Records to use –

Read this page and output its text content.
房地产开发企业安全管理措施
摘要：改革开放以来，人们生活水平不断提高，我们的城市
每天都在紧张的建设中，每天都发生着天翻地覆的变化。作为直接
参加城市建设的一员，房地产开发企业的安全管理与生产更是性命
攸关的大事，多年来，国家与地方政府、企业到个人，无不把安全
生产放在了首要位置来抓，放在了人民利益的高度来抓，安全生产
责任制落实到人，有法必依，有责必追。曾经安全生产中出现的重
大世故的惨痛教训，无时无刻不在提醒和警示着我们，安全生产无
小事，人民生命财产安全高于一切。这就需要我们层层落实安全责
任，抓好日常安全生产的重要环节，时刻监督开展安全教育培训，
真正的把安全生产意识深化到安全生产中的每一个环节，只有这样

Set exercise – Write out every entry again exactly, please, with nothing missing.

Written answer –
Read this page and output its text content.
房地产开发企业安全管理措施
摘要：改革开放以来，人们生活水平不断提高，我们的城市
每天都在紧张的建设中，每天都发生着天翻地覆的变化。作为直接
参加城市建设的一员，房地产开发企业的安全管理与生产更是性命
攸关的大事，多年来，国家与地方政府、企业到个人，无不把安全
生产放在了首要位置来抓，放在了人民利益的高度来抓，安全生产
责任制落实到人，有法必依，有责必追。曾经安全生产中出现的重
大世故的惨痛教训，无时无刻不在提醒和警示着我们，安全生产无
小事，人民生命财产安全高于一切。这就需要我们层层落实安全责
任，抓好日常安全生产的重要环节，时刻监督开展安全教育培训，
真正的把安全生产意识深化到安全生产中的每一个环节，只有这样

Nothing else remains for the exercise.